- EXERCISE PROMPT:
Return the entries verbatim and drop every picture.

- SOURCE RECORDS:
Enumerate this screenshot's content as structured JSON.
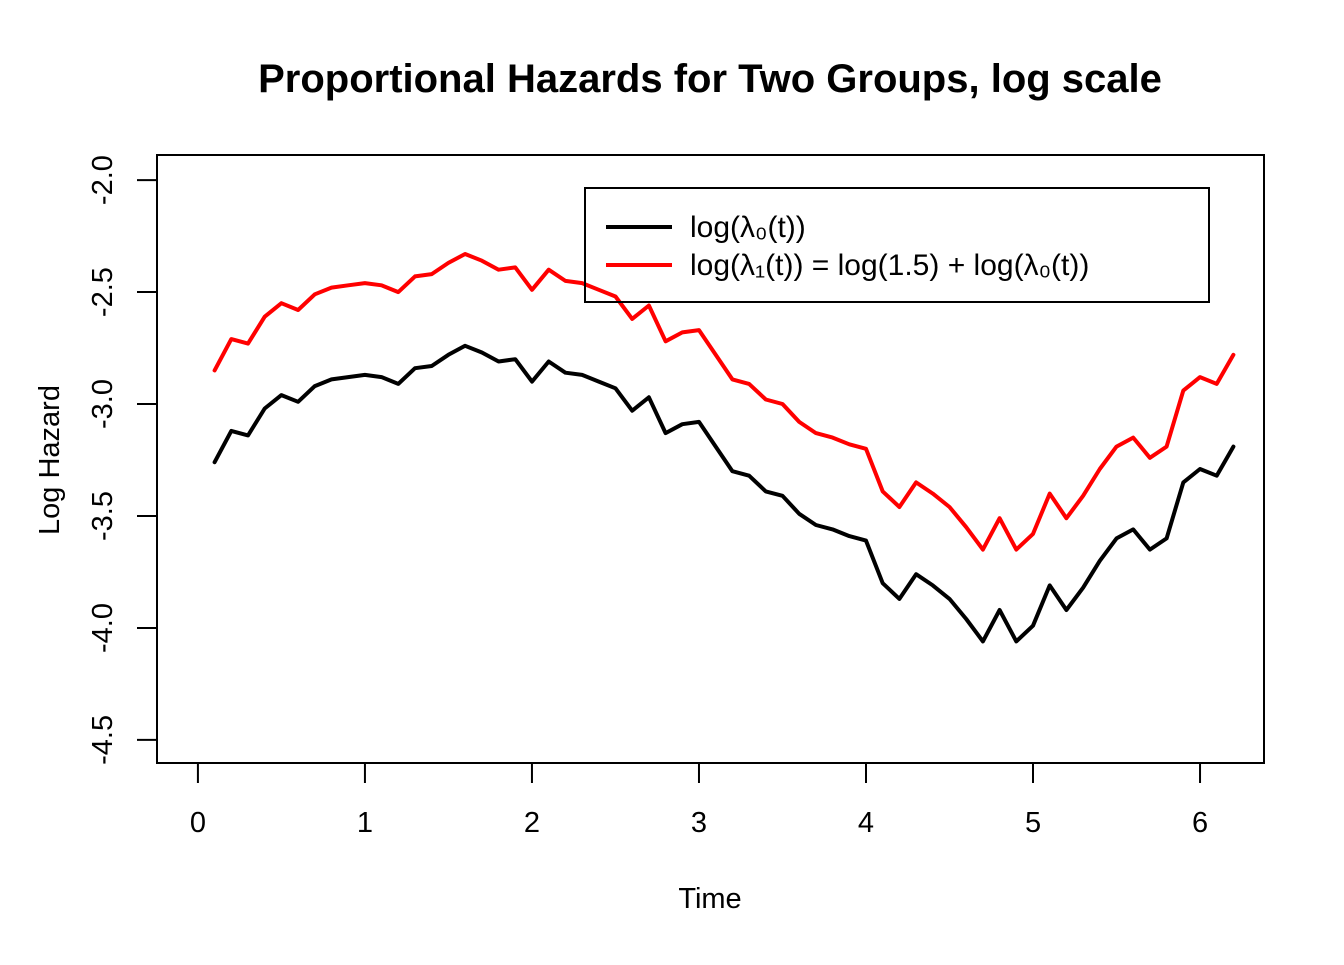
{
  "chart_data": {
    "type": "line",
    "title": "Proportional Hazards for Two Groups, log scale",
    "xlabel": "Time",
    "ylabel": "Log Hazard",
    "x_ticks": [
      0,
      1,
      2,
      3,
      4,
      5,
      6
    ],
    "x_tick_labels": [
      "0",
      "1",
      "2",
      "3",
      "4",
      "5",
      "6"
    ],
    "y_ticks": [
      -4.5,
      -4.0,
      -3.5,
      -3.0,
      -2.5,
      -2.0
    ],
    "y_tick_labels": [
      "-4.5",
      "-4.0",
      "-3.5",
      "-3.0",
      "-2.5",
      "-2.0"
    ],
    "xlim": [
      -0.245,
      6.383
    ],
    "ylim": [
      -4.603,
      -1.888
    ],
    "grid": false,
    "legend_position": "topright",
    "background": "#ffffff",
    "axis_color": "#000000",
    "x": [
      0.1,
      0.2,
      0.3,
      0.4,
      0.5,
      0.6,
      0.7,
      0.8,
      0.9,
      1.0,
      1.1,
      1.2,
      1.3,
      1.4,
      1.5,
      1.6,
      1.7,
      1.8,
      1.9,
      2.0,
      2.1,
      2.2,
      2.3,
      2.4,
      2.5,
      2.6,
      2.7,
      2.8,
      2.9,
      3.0,
      3.1,
      3.2,
      3.3,
      3.4,
      3.5,
      3.6,
      3.7,
      3.8,
      3.9,
      4.0,
      4.1,
      4.2,
      4.3,
      4.4,
      4.5,
      4.6,
      4.7,
      4.8,
      4.9,
      5.0,
      5.1,
      5.2,
      5.3,
      5.4,
      5.5,
      5.6,
      5.7,
      5.8,
      5.9,
      6.0,
      6.1,
      6.2
    ],
    "series": [
      {
        "name": "log(λ₀(t))",
        "color": "#000000",
        "values": [
          -3.26,
          -3.12,
          -3.14,
          -3.02,
          -2.96,
          -2.99,
          -2.92,
          -2.89,
          -2.88,
          -2.87,
          -2.88,
          -2.91,
          -2.84,
          -2.83,
          -2.78,
          -2.74,
          -2.77,
          -2.81,
          -2.8,
          -2.9,
          -2.81,
          -2.86,
          -2.87,
          -2.9,
          -2.93,
          -3.03,
          -2.97,
          -3.13,
          -3.09,
          -3.08,
          -3.19,
          -3.3,
          -3.32,
          -3.39,
          -3.41,
          -3.49,
          -3.54,
          -3.56,
          -3.59,
          -3.61,
          -3.8,
          -3.87,
          -3.76,
          -3.81,
          -3.87,
          -3.96,
          -4.06,
          -3.92,
          -4.06,
          -3.99,
          -3.81,
          -3.92,
          -3.82,
          -3.7,
          -3.6,
          -3.56,
          -3.65,
          -3.6,
          -3.35,
          -3.29,
          -3.32,
          -3.19
        ]
      },
      {
        "name": "log(λ₁(t)) = log(1.5) + log(λ₀(t))",
        "color": "#FF0000",
        "values": [
          -2.85,
          -2.71,
          -2.73,
          -2.61,
          -2.55,
          -2.58,
          -2.51,
          -2.48,
          -2.47,
          -2.46,
          -2.47,
          -2.5,
          -2.43,
          -2.42,
          -2.37,
          -2.33,
          -2.36,
          -2.4,
          -2.39,
          -2.49,
          -2.4,
          -2.45,
          -2.46,
          -2.49,
          -2.52,
          -2.62,
          -2.56,
          -2.72,
          -2.68,
          -2.67,
          -2.78,
          -2.89,
          -2.91,
          -2.98,
          -3.0,
          -3.08,
          -3.13,
          -3.15,
          -3.18,
          -3.2,
          -3.39,
          -3.46,
          -3.35,
          -3.4,
          -3.46,
          -3.55,
          -3.65,
          -3.51,
          -3.65,
          -3.58,
          -3.4,
          -3.51,
          -3.41,
          -3.29,
          -3.19,
          -3.15,
          -3.24,
          -3.19,
          -2.94,
          -2.88,
          -2.91,
          -2.78
        ]
      }
    ]
  }
}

- WRITTEN ANSWER:
Enumerate this screenshot's content as structured JSON.
{
  "chart_data": {
    "type": "line",
    "title": "Proportional Hazards for Two Groups, log scale",
    "xlabel": "Time",
    "ylabel": "Log Hazard",
    "x_ticks": [
      0,
      1,
      2,
      3,
      4,
      5,
      6
    ],
    "x_tick_labels": [
      "0",
      "1",
      "2",
      "3",
      "4",
      "5",
      "6"
    ],
    "y_ticks": [
      -4.5,
      -4.0,
      -3.5,
      -3.0,
      -2.5,
      -2.0
    ],
    "y_tick_labels": [
      "-4.5",
      "-4.0",
      "-3.5",
      "-3.0",
      "-2.5",
      "-2.0"
    ],
    "xlim": [
      -0.245,
      6.383
    ],
    "ylim": [
      -4.603,
      -1.888
    ],
    "grid": false,
    "legend_position": "topright",
    "background": "#ffffff",
    "axis_color": "#000000",
    "x": [
      0.1,
      0.2,
      0.3,
      0.4,
      0.5,
      0.6,
      0.7,
      0.8,
      0.9,
      1.0,
      1.1,
      1.2,
      1.3,
      1.4,
      1.5,
      1.6,
      1.7,
      1.8,
      1.9,
      2.0,
      2.1,
      2.2,
      2.3,
      2.4,
      2.5,
      2.6,
      2.7,
      2.8,
      2.9,
      3.0,
      3.1,
      3.2,
      3.3,
      3.4,
      3.5,
      3.6,
      3.7,
      3.8,
      3.9,
      4.0,
      4.1,
      4.2,
      4.3,
      4.4,
      4.5,
      4.6,
      4.7,
      4.8,
      4.9,
      5.0,
      5.1,
      5.2,
      5.3,
      5.4,
      5.5,
      5.6,
      5.7,
      5.8,
      5.9,
      6.0,
      6.1,
      6.2
    ],
    "series": [
      {
        "name": "log(λ₀(t))",
        "color": "#000000",
        "values": [
          -3.26,
          -3.12,
          -3.14,
          -3.02,
          -2.96,
          -2.99,
          -2.92,
          -2.89,
          -2.88,
          -2.87,
          -2.88,
          -2.91,
          -2.84,
          -2.83,
          -2.78,
          -2.74,
          -2.77,
          -2.81,
          -2.8,
          -2.9,
          -2.81,
          -2.86,
          -2.87,
          -2.9,
          -2.93,
          -3.03,
          -2.97,
          -3.13,
          -3.09,
          -3.08,
          -3.19,
          -3.3,
          -3.32,
          -3.39,
          -3.41,
          -3.49,
          -3.54,
          -3.56,
          -3.59,
          -3.61,
          -3.8,
          -3.87,
          -3.76,
          -3.81,
          -3.87,
          -3.96,
          -4.06,
          -3.92,
          -4.06,
          -3.99,
          -3.81,
          -3.92,
          -3.82,
          -3.7,
          -3.6,
          -3.56,
          -3.65,
          -3.6,
          -3.35,
          -3.29,
          -3.32,
          -3.19
        ]
      },
      {
        "name": "log(λ₁(t)) = log(1.5) + log(λ₀(t))",
        "color": "#FF0000",
        "values": [
          -2.85,
          -2.71,
          -2.73,
          -2.61,
          -2.55,
          -2.58,
          -2.51,
          -2.48,
          -2.47,
          -2.46,
          -2.47,
          -2.5,
          -2.43,
          -2.42,
          -2.37,
          -2.33,
          -2.36,
          -2.4,
          -2.39,
          -2.49,
          -2.4,
          -2.45,
          -2.46,
          -2.49,
          -2.52,
          -2.62,
          -2.56,
          -2.72,
          -2.68,
          -2.67,
          -2.78,
          -2.89,
          -2.91,
          -2.98,
          -3.0,
          -3.08,
          -3.13,
          -3.15,
          -3.18,
          -3.2,
          -3.39,
          -3.46,
          -3.35,
          -3.4,
          -3.46,
          -3.55,
          -3.65,
          -3.51,
          -3.65,
          -3.58,
          -3.4,
          -3.51,
          -3.41,
          -3.29,
          -3.19,
          -3.15,
          -3.24,
          -3.19,
          -2.94,
          -2.88,
          -2.91,
          -2.78
        ]
      }
    ]
  }
}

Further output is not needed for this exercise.